1 Nephi 1:4 — LeGrand Baker — “Many Prophets”

1 Nephi 1:4

… and in that same year there came many prophets, prophesying unto the people that they must repent, or the great city Jerusalem must be destroyed.

We know so little about the Israelite religion before the Babylonian captivity. Actually, the Book of Mormon is a much better source of pre-exilic Israelite theology than anything we find in the Bible. The reason is that all the history books in Old Testament were written or edited after the destruction of Jerusalem and end of the Melchizedek Priesthood rites of Solomon’s Temple. After the Babylonian captivity, the five books of Moses were so severely edited that most scholars believe that they were actually written as late as the fourth century B.C.{1}

The Jewish apostasy began before the Babylonian captivity and was the reason Lehi and the other prophets were persecuted. Who Shall Ascend into the Hill of the Lord has a chapter called “Evidences of Ancient Jewish Apostasy.” It helps explain why the prophets in Lehi’s time were in such trouble.{2} By then, there were two competing “priesthood groups.” The prophets such as Elijah, Elisha, and Lehi had the Melchizedek Priesthood. However, for the most part they were disdained by the authors of the Old Testament who told stories about bears eating children and that sort of thing. The competing group was the priests who had control of the Temple and the temple treasury. From the time of King Josiah the priests either dominated, or at least were in cahoots with the apostate kings. After the Babylonian captivity the priests were in almost complete control. One of the authors of Chronicles gives us a hint of the conflict between the priests and the prophets, but there are no real details:

14 Moreover all the chief of the priests, and the people, transgressed very much after all the abominations of the heathen; and polluted the house of the Lord which he had hallowed in Jerusalem.

Raw data =
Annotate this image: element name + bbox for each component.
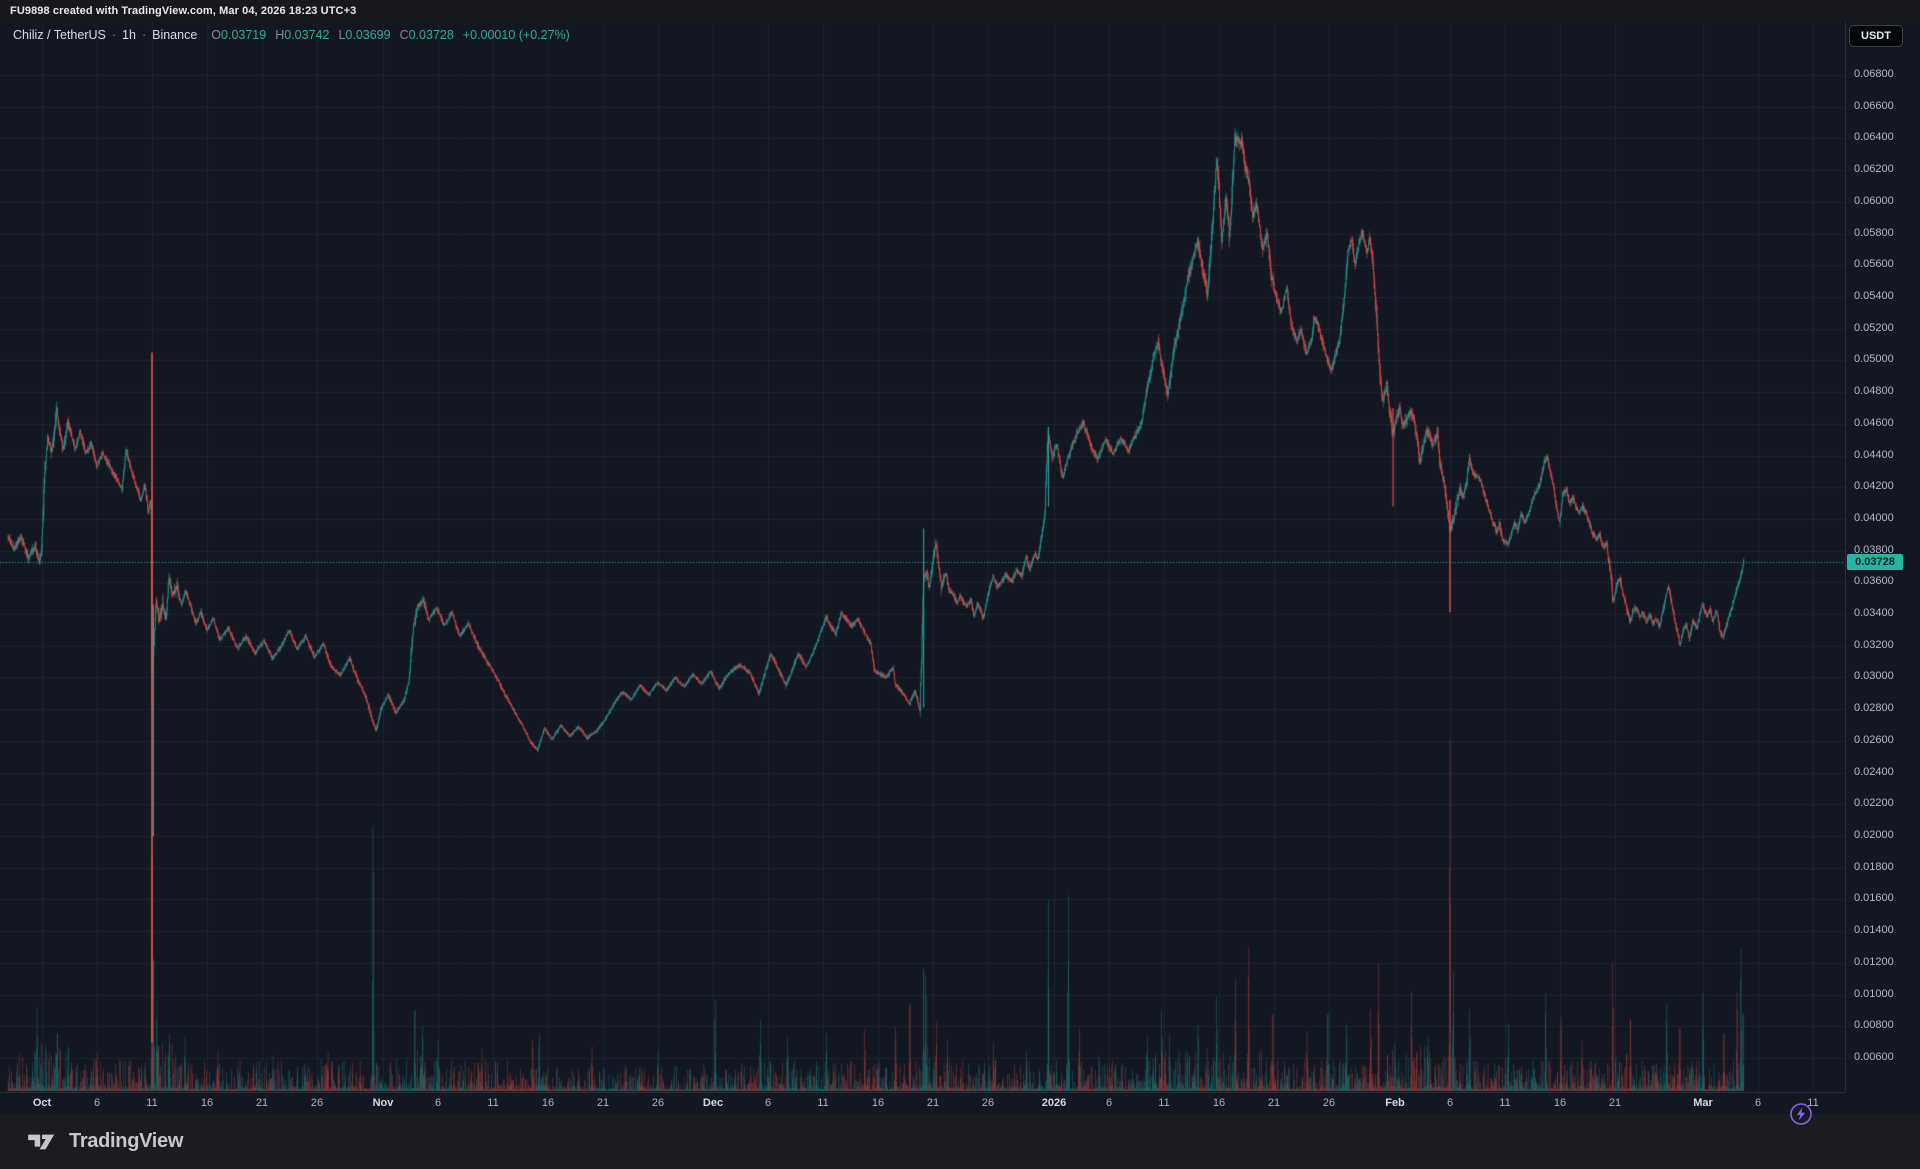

Challenges =
1. Translate this sentence from the commentary on 1 Nephi 1:4 into Spanish: "The Jewish apostasy began before the Babylonian captivity and was the reason Lehi and the other prophets were persecuted."
2. Please reproduce a passage of the commentary on 1 Nephi 1:4 word for word, beginning at the words "1 Nephi 1:4 —" and stopping after "must be destroyed.".

Solutions in order =
1. La apostasía judía comenzó antes del cautiverio babilónico y fue la razón por la que Lehi y los otros profetas fueron perseguidos.

2.
1 Nephi 1:4 — LeGrand Baker — “Many Prophets”

1 Nephi 1:4

… and in that same year there came many prophets, prophesying unto the people that they must repent, or the great city Jerusalem must be destroyed.